Exercise materials ▸
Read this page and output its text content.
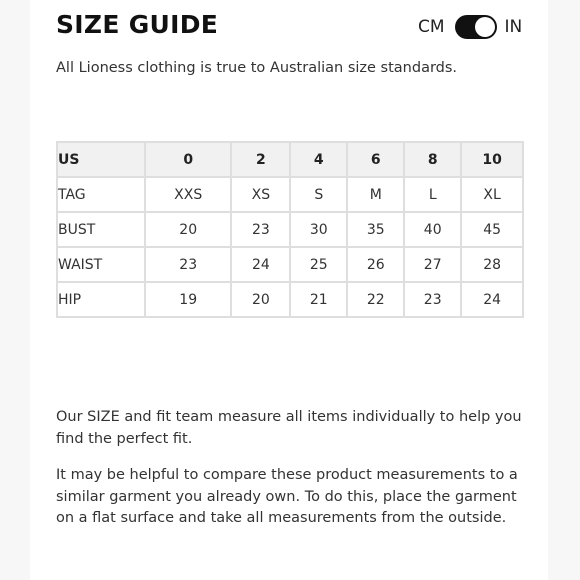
SIZE GUIDE	CM	IN

All Lioness clothing is true to Australian size standards.

US	0	2	4	6	8	10
TAG	XXS	XS	S	M	L	XL
BUST	20	23	30	35	40	45
WAIST	23	24	25	26	27	28
HIP	19	20	21	22	23	24

Our SIZE and fit team measure all items individually to help you find the perfect fit.

It may be helpful to compare these product measurements to a similar garment you already own. To do this, place the garment on a flat surface and take all measurements from the outside.
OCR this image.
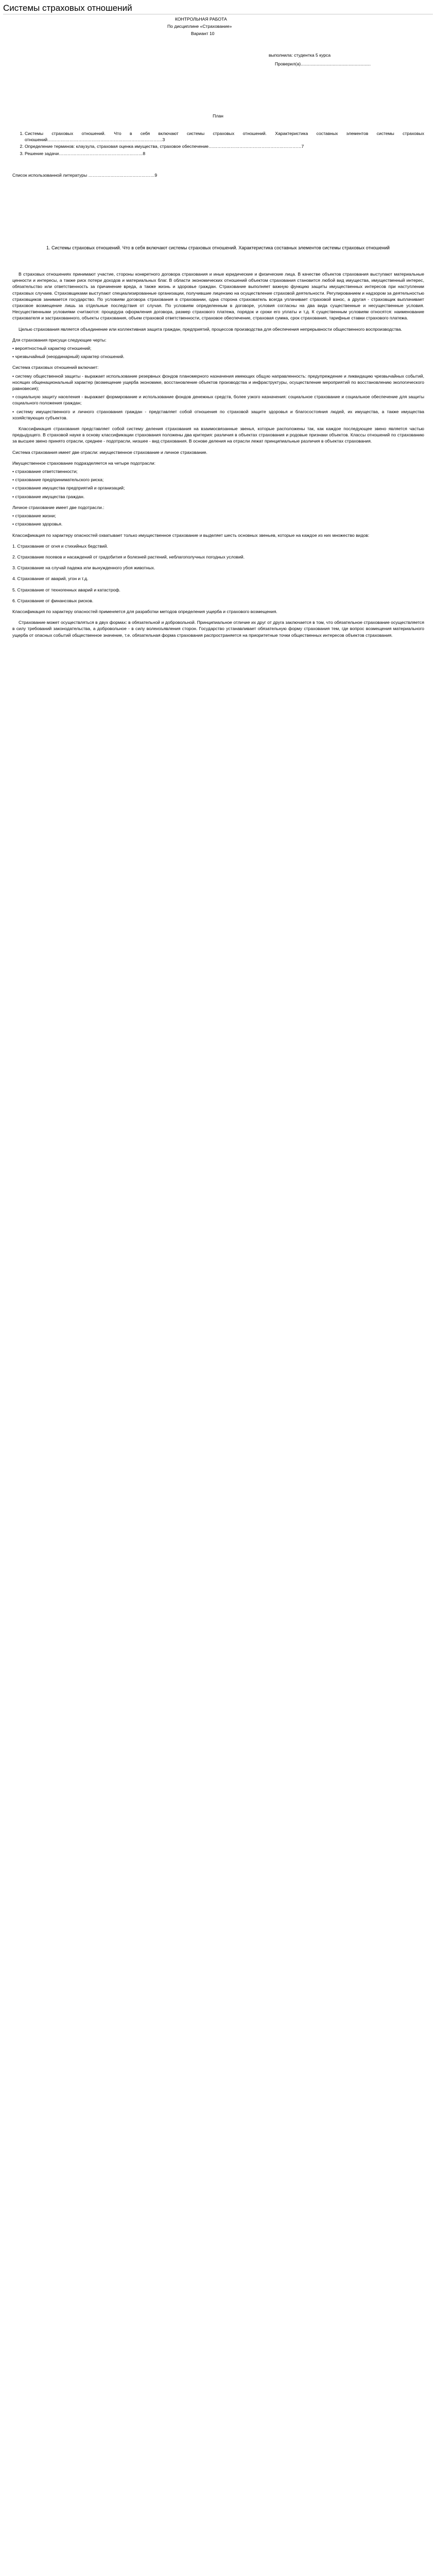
Системы страховых отношений
КОНТРОЛЬНАЯ РАБОТА
По дисциплине «Страхование»
Вариант 10
выполнила: студентка 5 курса
Проверил(а).........................................................
План
1. Системы страховых отношений. Что в себя включают системы страховых отношений. Характеристика составных элементов системы страховых отношений……………………………………………………………………3
2. Определение терминов: клаузула, страховая оценка имущества, страховое обеспечение………………………………………………………7
3. Решение задачи…………………………………………………8
Список использованной литературы ………………………………………9
1. Системы страховых отношений. Что в себя включают системы страховых отношений. Характеристика составных элементов системы страховых отношений

В страховых отношениях принимают участие, стороны конкретного договора страхования и иные юридические и физические лица. В качестве объектов страхования выступают материальные ценности и интересы, а также риск потери доходов и материальных благ. В области экономических отношений объектом страхования становится любой вид имущества, имущественный интерес, обязательство или ответственность за причинение вреда, а также жизнь и здоровье граждан. Страхование выполняет важную функцию защиты имущественных интересов при наступлении страховых случаев. Страховщиками выступают специализированные организации, получившие лицензию на осуществление страховой деятельности. Регулированием и надзором за деятельностью страховщиков занимается государство. По условиям договора страхования в страховании, одна сторона страхователь всегда уплачивает страховой взнос, а другая - страховщик выплачивает страховое возмещение лишь за отдельные последствия от случая. По условиям определенным в договоре, условия согласны на два вида существенные и несущественные условия. Несущественными условиями считаются: процедура оформления договора, размер страхового платежа, порядок и сроки его уплаты и т.д. К существенным условиям относятся: наименование страхователя и застрахованного, объекты страхования, объем страховой ответственности, страховое обеспечение, страховая сумма, срок страхования, тарифные ставки страхового платежа.

Целью страхования является объединение или коллективная защита граждан, предприятий, процессов производства для обеспечения непрерывности общественного воспроизводства.

Для страхования присущи следующие черты:

• вероятностный характер отношений;

• чрезвычайный (неординарный) характер отношений.

Система страховых отношений включает:

• систему общественной защиты - выражает использование резервных фондов планомерного назначения имеющих общую направленность: предупреждение и ликвидацию чрезвычайных событий, носящих общенациональный характер (возмещение ущерба экономике, восстановление объектов производства и инфраструктуры, осуществление мероприятий по восстановлению экологического равновесия);

• социальную защиту населения - выражает формирование и использование фондов денежных средств, более узкого назначения: социальное страхование и социальное обеспечение для защиты социального положения граждан;

• систему имущественного и личного страхования граждан - представляет собой отношения по страховой защите здоровья и благосостояния людей, их имущества, а также имущества хозяйствующих субъектов.

Классификация страхования представляет собой систему деления страхования на взаимосвязанные звенья, которые расположены так, как каждое последующее звено является частью предыдущего. В страховой науке в основу классификации страхования положены два критерия: различия в объектах страхования и родовые признаки объектов. Классы отношений по страхованию за высшее звено принято отрасли, среднее - подотрасли, низшее - вид страхования. В основе деления на отрасли лежат принципиальные различия в объектах страхования.

Система страхования имеет две отрасли: имущественное страхование и личное страхование.

Имущественное страхование подразделяется на четыре подотрасли:

• страхование ответственности;

• страхование предпринимательского риска;

• страхование имущества предприятий и организаций;

• страхование имущества граждан.

Личное страхование имеет две подотрасли.:

• страхование жизни;

• страхование здоровья.

Классификация по характеру опасностей охватывает только имущественное страхование и выделяет шесть основных звеньев, которые на каждое из них множество видов:

1. Страхование от огня и стихийных бедствий.

2. Страхование посевов и насаждений от градобития и болезней растений, неблагополучных погодных условий.

3. Страхование на случай падежа или вынужденного убоя животных.

4. Страхование от аварий, угон и т.д.

5. Страхование от техногенных аварий и катастроф.

6. Страхование от финансовых рисков.

Классификация по характеру опасностей применяется для разработки методов определения ущерба и страхового возмещения.

Страхование может осуществляться в двух формах: в обязательной и добровольной. Принципиальное отличие их друг от друга заключается в том, что обязательное страхование осуществляется в силу требований законодательства, а добровольное - в силу волеизъявления сторон. Государство устанавливает обязательную форму страхования тем, где вопрос возмещения материального ущерба от опасных событий общественное значение, т.е. обязательная форма страхования распространяется на приоритетные точки общественных интересов объектов страхования.
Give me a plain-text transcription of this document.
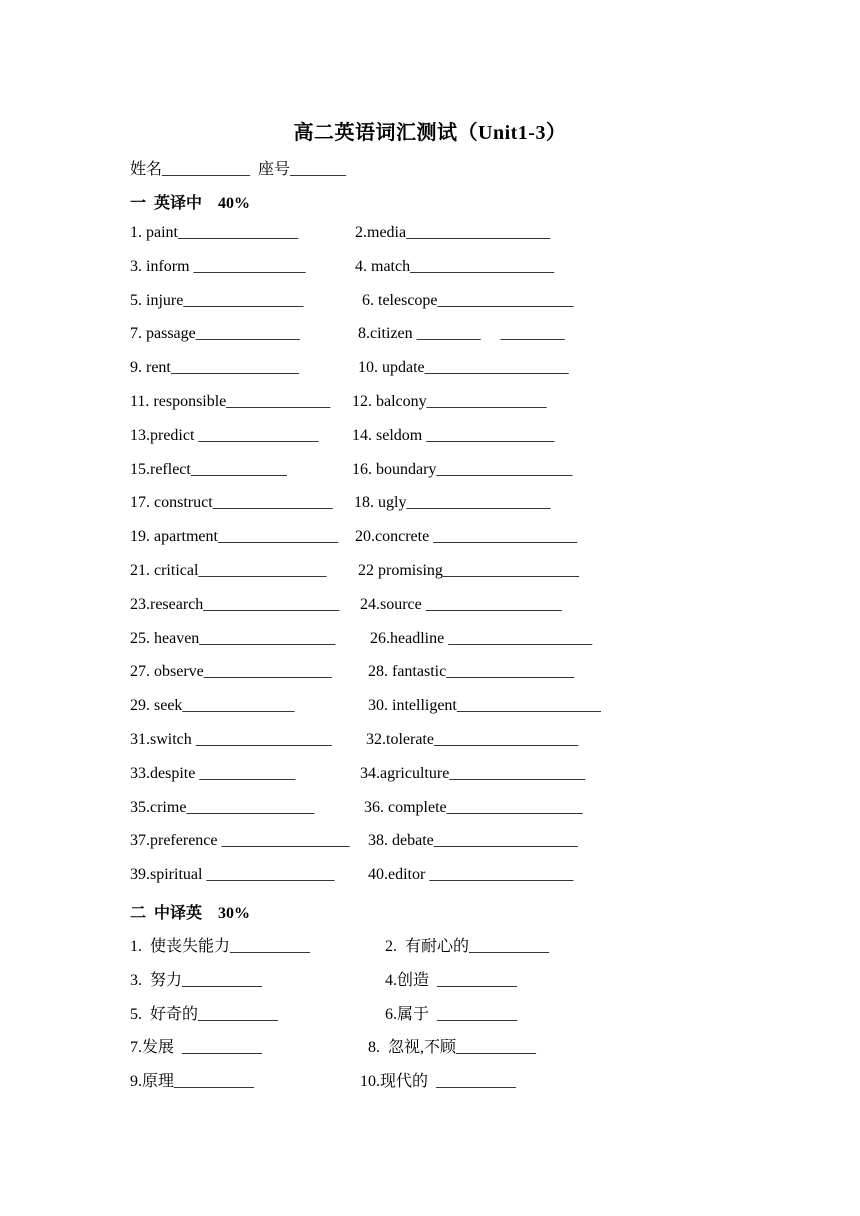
高二英语词汇测试（Unit1-3）
姓名___________  座号_______
一  英译中    40%
1. paint_______________	2.media__________________
3. inform ______________	4. match__________________
5. injure_______________	6. telescope_________________
7. passage_____________	8.citizen ________     ________
9. rent________________	10. update__________________
11. responsible_____________ 12. balcony_______________
13.predict _______________ 14. seldom ________________
15.reflect____________	16. boundary_________________
17. construct_______________ 18. ugly__________________
19. apartment_______________ 20.concrete __________________
21. critical________________ 22 promising_________________
23.research_________________ 24.source _________________
25. heaven_________________ 26.headline __________________
27. observe________________ 28. fantastic________________
29. seek______________	30. intelligent__________________
31.switch _________________ 32.tolerate__________________
33.despite ____________	34.agriculture_________________
35.crime________________	36. complete_________________
37.preference ________________ 38. debate__________________
39.spiritual ________________ 40.editor __________________
二  中译英    30%
1.  使丧失能力__________	2.  有耐心的__________
3.  努力__________	4.创造  __________
5.  好奇的__________	6.属于  __________
7.发展  __________	8.  忽视,不顾__________
9.原理__________	10.现代的  __________
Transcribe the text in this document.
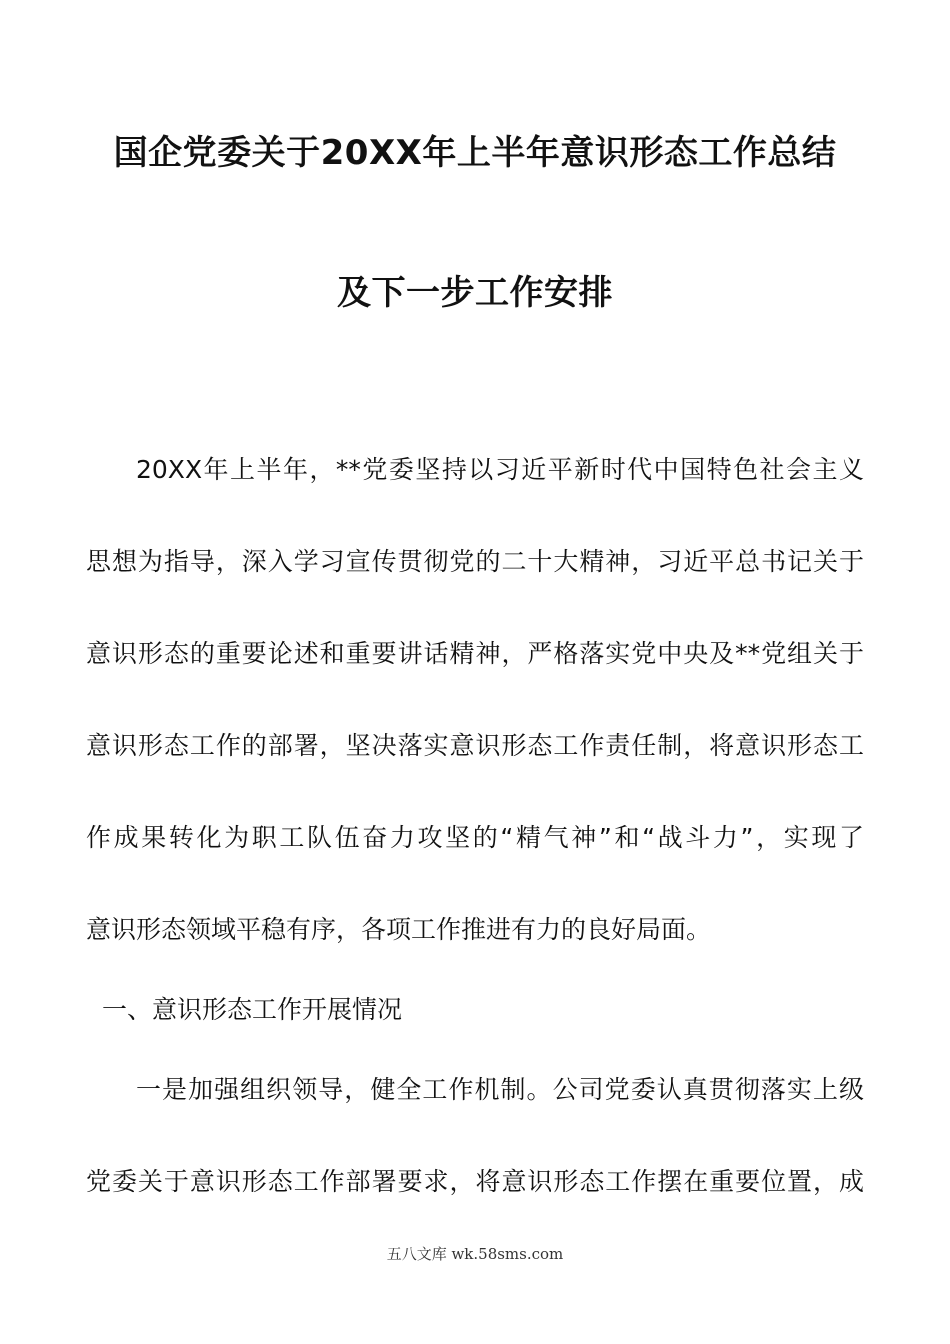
国企党委关于20XX年上半年意识形态工作总结
及下一步工作安排
20XX年上半年，**党委坚持以习近平新时代中国特色社会主义
思想为指导，深入学习宣传贯彻党的二十大精神，习近平总书记关于
意识形态的重要论述和重要讲话精神，严格落实党中央及**党组关于
意识形态工作的部署，坚决落实意识形态工作责任制，将意识形态工
作成果转化为职工队伍奋力攻坚的“精气神”和“战斗力”，实现了
意识形态领域平稳有序，各项工作推进有力的良好局面。
一、意识形态工作开展情况
一是加强组织领导，健全工作机制。公司党委认真贯彻落实上级
党委关于意识形态工作部署要求，将意识形态工作摆在重要位置，成
五八文库 wk.58sms.com
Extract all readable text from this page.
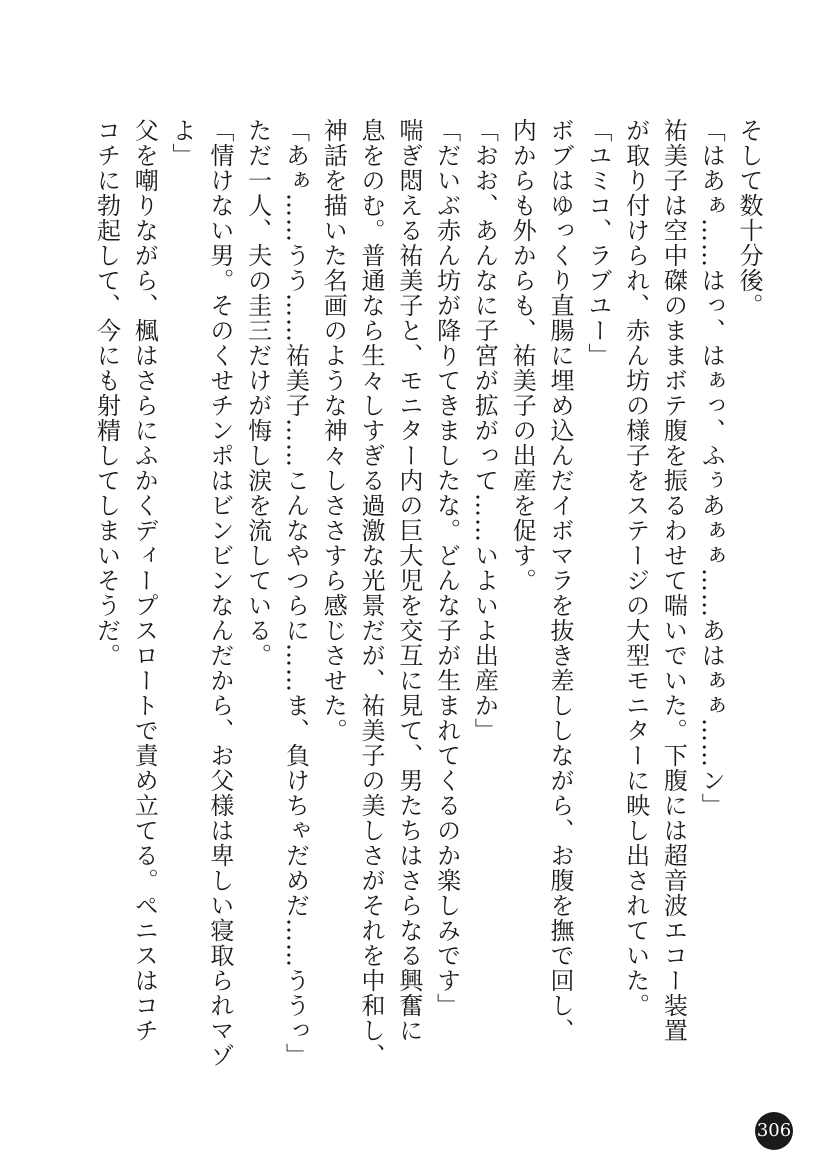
そして数十分後。

「はあぁ……はっ、はぁっ、ふぅあぁぁ……あはぁぁ……ン」

祐美子は空中磔のままボテ腹を振るわせて喘いでいた。下腹には超音波エコー装置

が取り付けられ、赤ん坊の様子をステージの大型モニターに映し出されていた。

「ユミコ、ラブユー」

ボブはゆっくり直腸に埋め込んだイボマラを抜き差ししながら、お腹を撫で回し、

内からも外からも、祐美子の出産を促す。

「おお、あんなに子宮が拡がって……いよいよ出産か」

「だいぶ赤ん坊が降りてきましたな。どんな子が生まれてくるのか楽しみです」

喘ぎ悶える祐美子と、モニター内の巨大児を交互に見て、男たちはさらなる興奮に

息をのむ。普通なら生々しすぎる過激な光景だが、祐美子の美しさがそれを中和し、

神話を描いた名画のような神々しささすら感じさせた。

「あぁ……うう……祐美子……こんなやつらに……ま、負けちゃだめだ……ううっ」

ただ一人、夫の圭三だけが悔し涙を流している。

「情けない男。そのくせチンポはビンビンなんだから、お父様は卑しい寝取られマゾ

よ」

父を嘲りながら、楓はさらにふかくディープスロートで責め立てる。ペニスはコチ

コチに勃起して、今にも射精してしまいそうだ。

306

Written problem ▸ Reproduce all of the material exactly, apart from the pictures.

Result of the exercise ▸
Read this page and output its text content.
SIZE GUIDE	CM	IN

All Lioness clothing is true to Australian size standards.

US	0	2	4	6	8	10
TAG	XXS	XS	S	M	L	XL
BUST	20	23	30	35	40	45
WAIST	23	24	25	26	27	28
HIP	19	20	21	22	23	24

Our SIZE and fit team measure all items individually to help you find the perfect fit.

It may be helpful to compare these product measurements to a similar garment you already own. To do this, place the garment on a flat surface and take all measurements from the outside.
OCR this image.
Системы страховых отношений
КОНТРОЛЬНАЯ РАБОТА
По дисциплине «Страхование»
Вариант 10
выполнила: студентка 5 курса
Проверил(а).........................................................
План
1. Системы страховых отношений. Что в себя включают системы страховых отношений. Характеристика составных элементов системы страховых отношений……………………………………………………………………3
2. Определение терминов: клаузула, страховая оценка имущества, страховое обеспечение………………………………………………………7
3. Решение задачи…………………………………………………8
Список использованной литературы ………………………………………9
1. Системы страховых отношений. Что в себя включают системы страховых отношений. Характеристика составных элементов системы страховых отношений

В страховых отношениях принимают участие, стороны конкретного договора страхования и иные юридические и физические лица. В качестве объектов страхования выступают материальные ценности и интересы, а также риск потери доходов и материальных благ. В области экономических отношений объектом страхования становится любой вид имущества, имущественный интерес, обязательство или ответственность за причинение вреда, а также жизнь и здоровье граждан. Страхование выполняет важную функцию защиты имущественных интересов при наступлении страховых случаев. Страховщиками выступают специализированные организации, получившие лицензию на осуществление страховой деятельности. Регулированием и надзором за деятельностью страховщиков занимается государство. По условиям договора страхования в страховании, одна сторона страхователь всегда уплачивает страховой взнос, а другая - страховщик выплачивает страховое возмещение лишь за отдельные последствия от случая. По условиям определенным в договоре, условия согласны на два вида существенные и несущественные условия. Несущественными условиями считаются: процедура оформления договора, размер страхового платежа, порядок и сроки его уплаты и т.д. К существенным условиям относятся: наименование страхователя и застрахованного, объекты страхования, объем страховой ответственности, страховое обеспечение, страховая сумма, срок страхования, тарифные ставки страхового платежа.

Целью страхования является объединение или коллективная защита граждан, предприятий, процессов производства для обеспечения непрерывности общественного воспроизводства.

Для страхования присущи следующие черты:

• вероятностный характер отношений;

• чрезвычайный (неординарный) характер отношений.

Система страховых отношений включает:

• систему общественной защиты - выражает использование резервных фондов планомерного назначения имеющих общую направленность: предупреждение и ликвидацию чрезвычайных событий, носящих общенациональный характер (возмещение ущерба экономике, восстановление объектов производства и инфраструктуры, осуществление мероприятий по восстановлению экологического равновесия);

• социальную защиту населения - выражает формирование и использование фондов денежных средств, более узкого назначения: социальное страхование и социальное обеспечение для защиты социального положения граждан;

• систему имущественного и личного страхования граждан - представляет собой отношения по страховой защите здоровья и благосостояния людей, их имущества, а также имущества хозяйствующих субъектов.

Классификация страхования представляет собой систему деления страхования на взаимосвязанные звенья, которые расположены так, как каждое последующее звено является частью предыдущего. В страховой науке в основу классификации страхования положены два критерия: различия в объектах страхования и родовые признаки объектов. Классы отношений по страхованию за высшее звено принято отрасли, среднее - подотрасли, низшее - вид страхования. В основе деления на отрасли лежат принципиальные различия в объектах страхования.

Система страхования имеет две отрасли: имущественное страхование и личное страхование.

Имущественное страхование подразделяется на четыре подотрасли:

• страхование ответственности;

• страхование предпринимательского риска;

• страхование имущества предприятий и организаций;

• страхование имущества граждан.

Личное страхование имеет две подотрасли.:

• страхование жизни;

• страхование здоровья.

Классификация по характеру опасностей охватывает только имущественное страхование и выделяет шесть основных звеньев, которые на каждое из них множество видов:

1. Страхование от огня и стихийных бедствий.

2. Страхование посевов и насаждений от градобития и болезней растений, неблагополучных погодных условий.

3. Страхование на случай падежа или вынужденного убоя животных.

4. Страхование от аварий, угон и т.д.

5. Страхование от техногенных аварий и катастроф.

6. Страхование от финансовых рисков.

Классификация по характеру опасностей применяется для разработки методов определения ущерба и страхового возмещения.

Страхование может осуществляться в двух формах: в обязательной и добровольной. Принципиальное отличие их друг от друга заключается в том, что обязательное страхование осуществляется в силу требований законодательства, а добровольное - в силу волеизъявления сторон. Государство устанавливает обязательную форму страхования тем, где вопрос возмещения материального ущерба от опасных событий общественное значение, т.е. обязательная форма страхования распространяется на приоритетные точки общественных интересов объектов страхования.
Give me a plain-text transcription of this document.
高二英语词汇测试（Unit1-3）
姓名___________  座号_______
一  英译中    40%
1. paint_______________	2.media__________________
3. inform ______________	4. match__________________
5. injure_______________	6. telescope_________________
7. passage_____________	8.citizen ________     ________
9. rent________________	10. update__________________
11. responsible_____________ 12. balcony_______________
13.predict _______________ 14. seldom ________________
15.reflect____________	16. boundary_________________
17. construct_______________ 18. ugly__________________
19. apartment_______________ 20.concrete __________________
21. critical________________ 22 promising_________________
23.research_________________ 24.source _________________
25. heaven_________________ 26.headline __________________
27. observe________________ 28. fantastic________________
29. seek______________	30. intelligent__________________
31.switch _________________ 32.tolerate__________________
33.despite ____________	34.agriculture_________________
35.crime________________	36. complete_________________
37.preference ________________ 38. debate__________________
39.spiritual ________________ 40.editor __________________
二  中译英    30%
1.  使丧失能力__________	2.  有耐心的__________
3.  努力__________	4.创造  __________
5.  好奇的__________	6.属于  __________
7.发展  __________	8.  忽视,不顾__________
9.原理__________	10.现代的  __________
Transcribe the text in this document.
国企党委关于20XX年上半年意识形态工作总结
及下一步工作安排
20XX年上半年，**党委坚持以习近平新时代中国特色社会主义
思想为指导，深入学习宣传贯彻党的二十大精神，习近平总书记关于
意识形态的重要论述和重要讲话精神，严格落实党中央及**党组关于
意识形态工作的部署，坚决落实意识形态工作责任制，将意识形态工
作成果转化为职工队伍奋力攻坚的“精气神”和“战斗力”，实现了
意识形态领域平稳有序，各项工作推进有力的良好局面。
一、意识形态工作开展情况
一是加强组织领导，健全工作机制。公司党委认真贯彻落实上级
党委关于意识形态工作部署要求，将意识形态工作摆在重要位置，成
五八文库 wk.58sms.com
Extract all readable text from this page.
そして数十分後。

「はあぁ……はっ、はぁっ、ふぅあぁぁ……あはぁぁ……ン」

祐美子は空中磔のままボテ腹を振るわせて喘いでいた。下腹には超音波エコー装置

が取り付けられ、赤ん坊の様子をステージの大型モニターに映し出されていた。

「ユミコ、ラブユー」

ボブはゆっくり直腸に埋め込んだイボマラを抜き差ししながら、お腹を撫で回し、

内からも外からも、祐美子の出産を促す。

「おお、あんなに子宮が拡がって……いよいよ出産か」

「だいぶ赤ん坊が降りてきましたな。どんな子が生まれてくるのか楽しみです」

喘ぎ悶える祐美子と、モニター内の巨大児を交互に見て、男たちはさらなる興奮に

息をのむ。普通なら生々しすぎる過激な光景だが、祐美子の美しさがそれを中和し、

神話を描いた名画のような神々しささすら感じさせた。

「あぁ……うう……祐美子……こんなやつらに……ま、負けちゃだめだ……ううっ」

ただ一人、夫の圭三だけが悔し涙を流している。

「情けない男。そのくせチンポはビンビンなんだから、お父様は卑しい寝取られマゾ

よ」

父を嘲りながら、楓はさらにふかくディープスロートで責め立てる。ペニスはコチ

コチに勃起して、今にも射精してしまいそうだ。

306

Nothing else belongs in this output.